## [WRITTEN EXERCISE]
List each line in the entries below that contains the string "section".

(begin)

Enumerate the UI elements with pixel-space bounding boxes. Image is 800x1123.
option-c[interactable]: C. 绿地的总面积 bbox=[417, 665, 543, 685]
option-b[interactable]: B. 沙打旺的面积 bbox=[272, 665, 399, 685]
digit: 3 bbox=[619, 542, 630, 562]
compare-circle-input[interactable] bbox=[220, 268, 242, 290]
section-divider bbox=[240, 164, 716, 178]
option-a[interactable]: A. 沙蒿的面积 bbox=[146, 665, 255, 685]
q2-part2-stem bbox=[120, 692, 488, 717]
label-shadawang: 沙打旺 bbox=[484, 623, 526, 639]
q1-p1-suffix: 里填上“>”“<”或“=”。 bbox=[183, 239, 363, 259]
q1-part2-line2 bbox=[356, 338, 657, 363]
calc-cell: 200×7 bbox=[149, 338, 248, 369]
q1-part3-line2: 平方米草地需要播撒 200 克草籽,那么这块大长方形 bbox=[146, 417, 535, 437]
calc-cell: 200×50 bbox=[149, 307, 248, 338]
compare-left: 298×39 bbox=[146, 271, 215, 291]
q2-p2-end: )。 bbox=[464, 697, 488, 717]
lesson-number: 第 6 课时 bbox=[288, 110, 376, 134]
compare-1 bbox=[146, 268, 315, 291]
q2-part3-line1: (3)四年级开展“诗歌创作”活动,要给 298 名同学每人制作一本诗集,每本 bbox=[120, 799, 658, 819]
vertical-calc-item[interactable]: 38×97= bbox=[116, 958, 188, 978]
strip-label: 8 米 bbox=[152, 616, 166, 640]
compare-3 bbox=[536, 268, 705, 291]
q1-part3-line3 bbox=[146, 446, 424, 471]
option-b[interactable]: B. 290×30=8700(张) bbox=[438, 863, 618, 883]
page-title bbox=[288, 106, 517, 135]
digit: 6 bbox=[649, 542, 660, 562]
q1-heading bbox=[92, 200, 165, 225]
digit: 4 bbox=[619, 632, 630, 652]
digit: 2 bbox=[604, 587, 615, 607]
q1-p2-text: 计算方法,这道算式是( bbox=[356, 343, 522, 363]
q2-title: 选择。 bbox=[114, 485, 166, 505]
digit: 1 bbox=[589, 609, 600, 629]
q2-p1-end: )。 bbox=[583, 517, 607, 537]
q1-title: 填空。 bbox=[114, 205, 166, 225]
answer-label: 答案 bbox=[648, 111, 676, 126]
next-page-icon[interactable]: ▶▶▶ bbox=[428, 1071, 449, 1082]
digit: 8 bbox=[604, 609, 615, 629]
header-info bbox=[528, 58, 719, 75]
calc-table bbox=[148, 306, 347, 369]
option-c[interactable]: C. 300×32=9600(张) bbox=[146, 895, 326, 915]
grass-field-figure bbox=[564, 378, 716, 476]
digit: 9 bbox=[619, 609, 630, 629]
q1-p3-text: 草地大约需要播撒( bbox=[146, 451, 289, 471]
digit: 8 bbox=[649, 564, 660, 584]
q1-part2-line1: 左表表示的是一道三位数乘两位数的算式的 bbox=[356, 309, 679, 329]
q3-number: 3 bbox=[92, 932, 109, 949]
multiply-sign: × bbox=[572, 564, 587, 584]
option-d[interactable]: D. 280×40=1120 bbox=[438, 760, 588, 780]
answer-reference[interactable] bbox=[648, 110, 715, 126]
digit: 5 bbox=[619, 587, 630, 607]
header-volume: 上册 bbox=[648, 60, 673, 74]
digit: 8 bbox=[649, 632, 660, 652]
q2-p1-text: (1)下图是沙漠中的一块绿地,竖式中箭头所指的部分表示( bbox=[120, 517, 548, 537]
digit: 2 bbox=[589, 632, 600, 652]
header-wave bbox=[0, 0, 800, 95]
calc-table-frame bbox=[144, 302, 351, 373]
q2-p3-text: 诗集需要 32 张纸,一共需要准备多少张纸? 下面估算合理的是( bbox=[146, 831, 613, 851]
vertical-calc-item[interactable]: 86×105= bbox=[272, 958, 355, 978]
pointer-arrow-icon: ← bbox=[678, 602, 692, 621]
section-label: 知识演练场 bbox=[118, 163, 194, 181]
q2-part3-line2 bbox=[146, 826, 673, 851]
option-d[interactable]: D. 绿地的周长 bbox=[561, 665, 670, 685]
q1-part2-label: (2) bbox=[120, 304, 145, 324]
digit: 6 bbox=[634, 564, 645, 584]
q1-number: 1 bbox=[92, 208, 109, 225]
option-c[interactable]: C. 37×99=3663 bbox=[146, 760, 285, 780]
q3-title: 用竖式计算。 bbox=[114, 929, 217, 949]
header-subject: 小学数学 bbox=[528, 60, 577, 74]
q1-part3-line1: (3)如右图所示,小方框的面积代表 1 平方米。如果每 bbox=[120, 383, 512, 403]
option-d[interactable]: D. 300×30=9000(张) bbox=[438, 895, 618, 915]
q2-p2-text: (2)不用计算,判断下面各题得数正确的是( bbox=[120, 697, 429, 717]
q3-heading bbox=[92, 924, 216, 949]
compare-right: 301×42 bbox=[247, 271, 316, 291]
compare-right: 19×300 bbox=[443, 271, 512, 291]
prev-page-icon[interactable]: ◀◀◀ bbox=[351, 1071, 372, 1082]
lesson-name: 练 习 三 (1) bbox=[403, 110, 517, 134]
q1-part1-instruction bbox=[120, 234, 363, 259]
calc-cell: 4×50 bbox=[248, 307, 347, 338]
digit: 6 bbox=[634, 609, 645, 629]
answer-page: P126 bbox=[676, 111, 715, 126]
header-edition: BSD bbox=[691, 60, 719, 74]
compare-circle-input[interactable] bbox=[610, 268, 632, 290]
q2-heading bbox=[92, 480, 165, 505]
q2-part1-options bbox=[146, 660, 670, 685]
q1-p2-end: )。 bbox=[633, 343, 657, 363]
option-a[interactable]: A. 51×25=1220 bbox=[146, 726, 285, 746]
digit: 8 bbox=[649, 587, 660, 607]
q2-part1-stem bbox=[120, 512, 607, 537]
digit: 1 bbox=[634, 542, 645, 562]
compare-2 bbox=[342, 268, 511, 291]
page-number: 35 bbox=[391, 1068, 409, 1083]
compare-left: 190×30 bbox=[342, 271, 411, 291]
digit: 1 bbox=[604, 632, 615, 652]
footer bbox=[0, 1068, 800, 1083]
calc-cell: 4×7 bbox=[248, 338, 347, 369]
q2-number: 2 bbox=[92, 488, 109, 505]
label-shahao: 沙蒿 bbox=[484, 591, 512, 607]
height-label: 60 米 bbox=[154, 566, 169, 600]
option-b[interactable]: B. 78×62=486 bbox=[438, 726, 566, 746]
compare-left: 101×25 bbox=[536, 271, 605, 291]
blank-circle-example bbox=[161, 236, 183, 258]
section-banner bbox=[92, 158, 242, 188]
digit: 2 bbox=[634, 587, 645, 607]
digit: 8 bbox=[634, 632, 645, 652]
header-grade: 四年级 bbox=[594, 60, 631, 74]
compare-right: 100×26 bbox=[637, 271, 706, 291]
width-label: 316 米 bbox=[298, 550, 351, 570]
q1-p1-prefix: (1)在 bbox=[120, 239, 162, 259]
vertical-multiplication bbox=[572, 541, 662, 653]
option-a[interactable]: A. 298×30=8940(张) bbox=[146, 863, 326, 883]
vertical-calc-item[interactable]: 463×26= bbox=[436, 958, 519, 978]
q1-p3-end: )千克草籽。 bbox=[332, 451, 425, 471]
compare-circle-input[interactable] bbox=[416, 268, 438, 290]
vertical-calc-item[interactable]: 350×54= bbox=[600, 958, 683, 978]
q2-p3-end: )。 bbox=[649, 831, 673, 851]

(end)

## [TASK ANSWER]
section-divider bbox=[240, 164, 716, 178]
section-label: 知识演练场 bbox=[118, 163, 194, 181]
section-banner bbox=[92, 158, 242, 188]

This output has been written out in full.